TASK DESCRIPTION:
Give the number of lines containing the word "Size" and nothing more.

[Extracted records]
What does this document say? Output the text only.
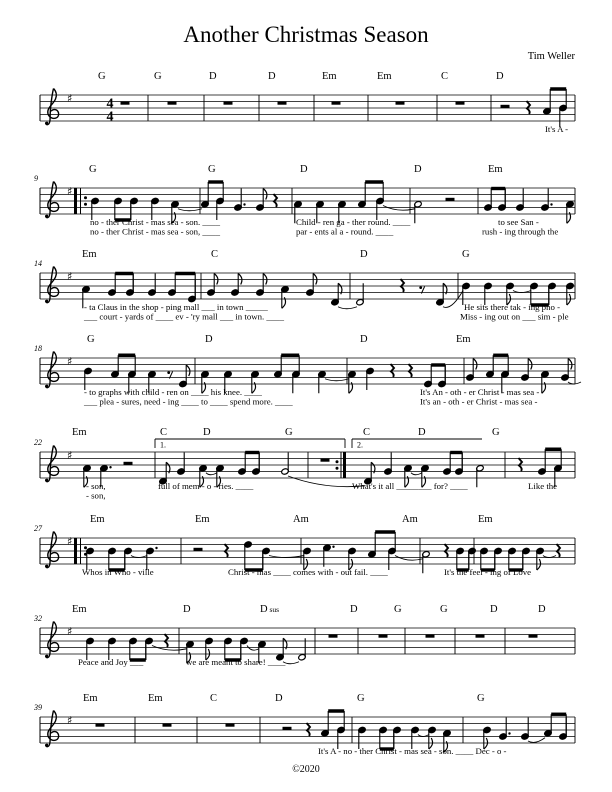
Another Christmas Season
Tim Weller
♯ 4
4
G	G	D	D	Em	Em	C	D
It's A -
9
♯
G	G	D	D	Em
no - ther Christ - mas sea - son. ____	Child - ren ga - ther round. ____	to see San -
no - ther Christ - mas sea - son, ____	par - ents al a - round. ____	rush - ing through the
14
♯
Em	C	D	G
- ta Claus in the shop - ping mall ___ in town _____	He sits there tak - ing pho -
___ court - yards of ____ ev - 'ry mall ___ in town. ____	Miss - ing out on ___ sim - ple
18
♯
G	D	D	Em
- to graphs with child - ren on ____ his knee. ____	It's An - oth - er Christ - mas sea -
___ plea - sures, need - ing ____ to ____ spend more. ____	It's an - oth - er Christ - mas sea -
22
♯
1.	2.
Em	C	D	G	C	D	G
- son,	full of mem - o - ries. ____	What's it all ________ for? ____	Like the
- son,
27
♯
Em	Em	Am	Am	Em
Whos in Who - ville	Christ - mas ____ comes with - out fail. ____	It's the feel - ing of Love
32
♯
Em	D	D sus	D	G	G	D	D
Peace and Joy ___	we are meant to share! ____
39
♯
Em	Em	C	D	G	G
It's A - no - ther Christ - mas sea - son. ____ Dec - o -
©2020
* * *
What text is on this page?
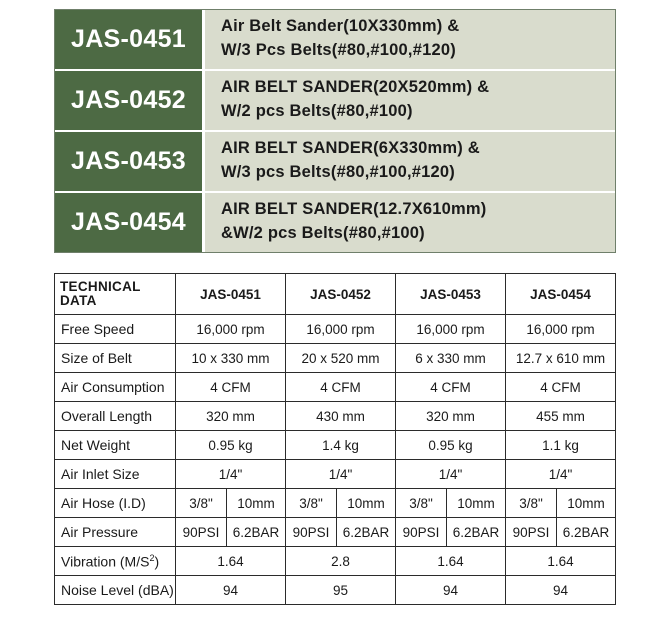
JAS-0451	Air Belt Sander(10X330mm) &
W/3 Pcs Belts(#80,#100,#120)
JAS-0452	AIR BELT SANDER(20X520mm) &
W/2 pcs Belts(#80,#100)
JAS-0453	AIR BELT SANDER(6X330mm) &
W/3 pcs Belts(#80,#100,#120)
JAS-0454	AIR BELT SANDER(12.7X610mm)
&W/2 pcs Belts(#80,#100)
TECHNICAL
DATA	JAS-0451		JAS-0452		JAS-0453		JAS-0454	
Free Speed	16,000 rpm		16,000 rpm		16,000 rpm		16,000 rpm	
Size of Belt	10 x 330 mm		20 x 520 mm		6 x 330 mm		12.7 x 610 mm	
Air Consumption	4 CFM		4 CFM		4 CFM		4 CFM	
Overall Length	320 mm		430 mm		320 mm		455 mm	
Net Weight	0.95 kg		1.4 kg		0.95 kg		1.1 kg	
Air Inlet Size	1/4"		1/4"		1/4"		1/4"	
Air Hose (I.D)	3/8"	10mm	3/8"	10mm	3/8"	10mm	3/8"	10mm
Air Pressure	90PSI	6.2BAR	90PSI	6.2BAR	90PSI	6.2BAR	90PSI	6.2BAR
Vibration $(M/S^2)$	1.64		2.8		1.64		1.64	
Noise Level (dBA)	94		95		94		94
...
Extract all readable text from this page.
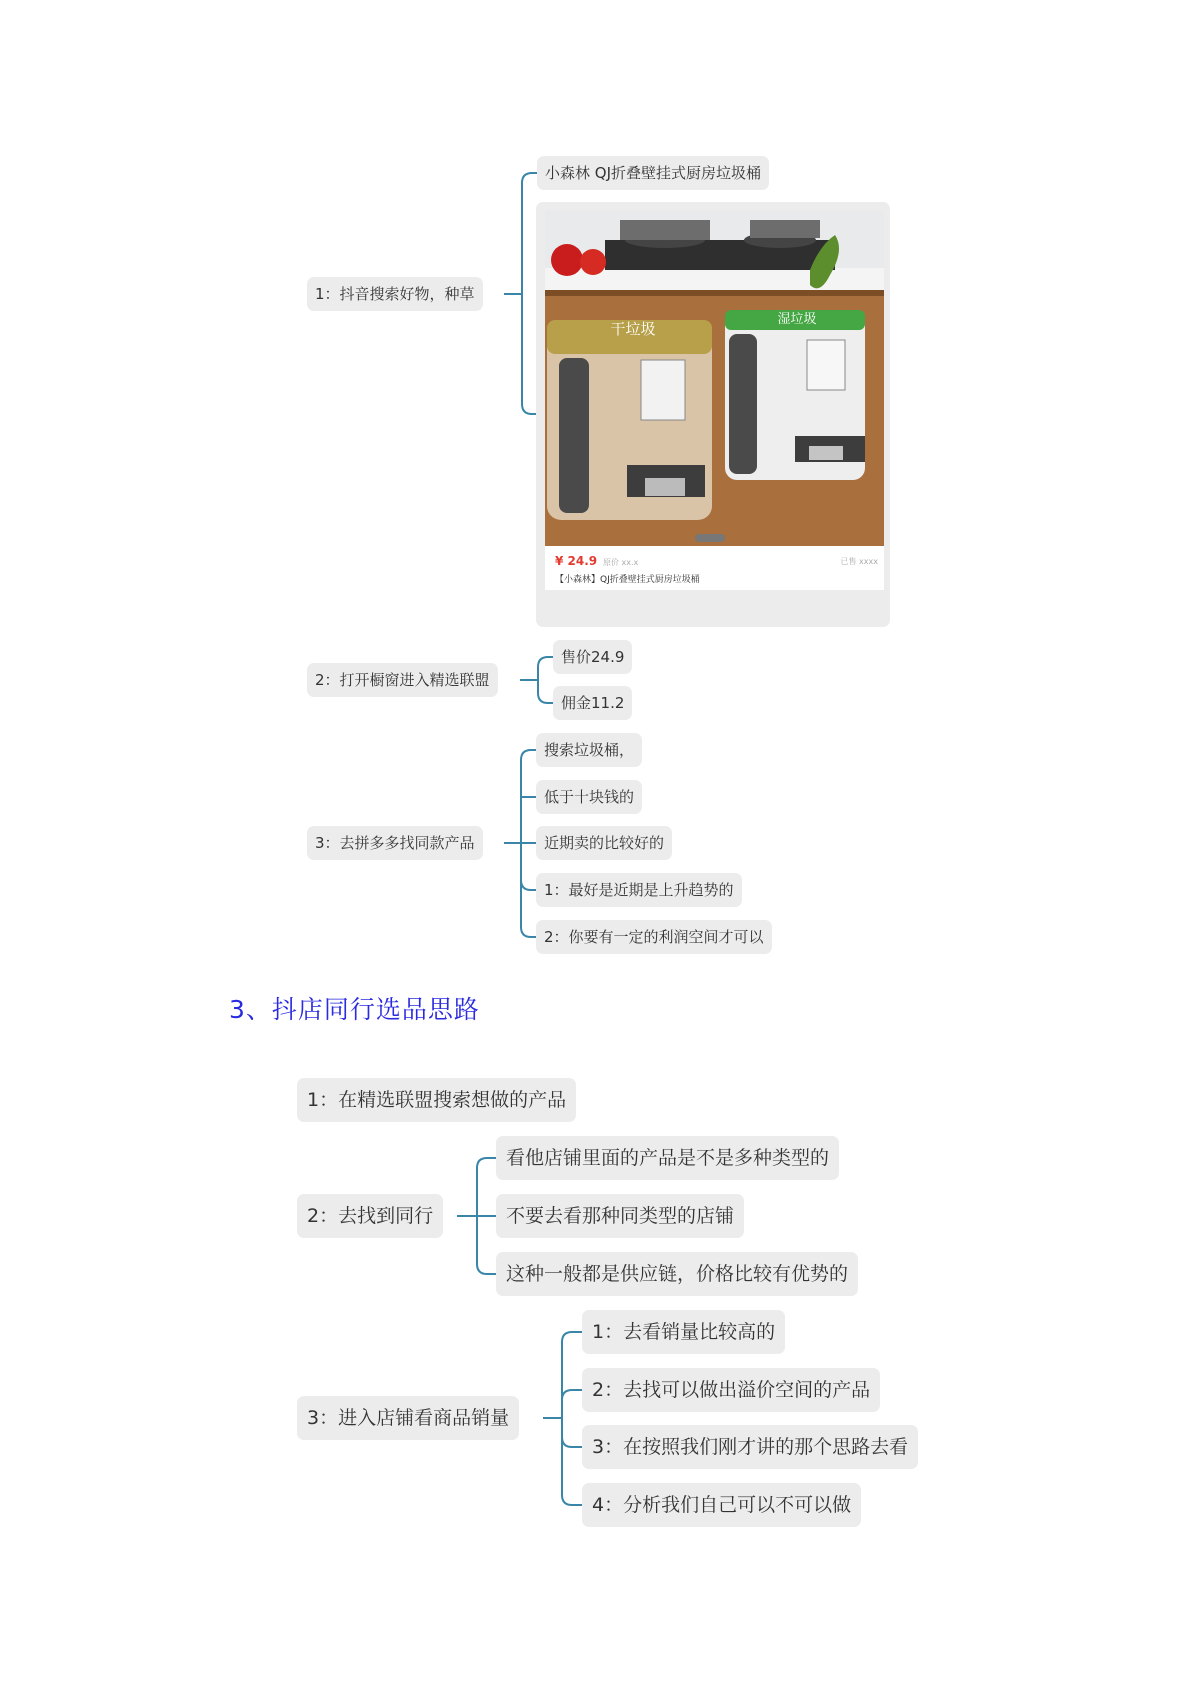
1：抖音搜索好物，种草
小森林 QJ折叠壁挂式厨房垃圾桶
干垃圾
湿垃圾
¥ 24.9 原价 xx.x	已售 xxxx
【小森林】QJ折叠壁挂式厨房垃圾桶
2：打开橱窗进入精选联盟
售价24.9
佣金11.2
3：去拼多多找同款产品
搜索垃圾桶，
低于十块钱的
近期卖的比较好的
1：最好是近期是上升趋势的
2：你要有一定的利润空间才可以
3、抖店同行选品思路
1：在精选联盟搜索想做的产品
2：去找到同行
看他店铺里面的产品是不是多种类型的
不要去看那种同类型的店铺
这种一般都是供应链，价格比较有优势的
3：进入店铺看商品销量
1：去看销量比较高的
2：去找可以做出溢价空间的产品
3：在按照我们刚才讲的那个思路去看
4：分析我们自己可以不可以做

SOLUTION FOR THIS EXERCISE:
2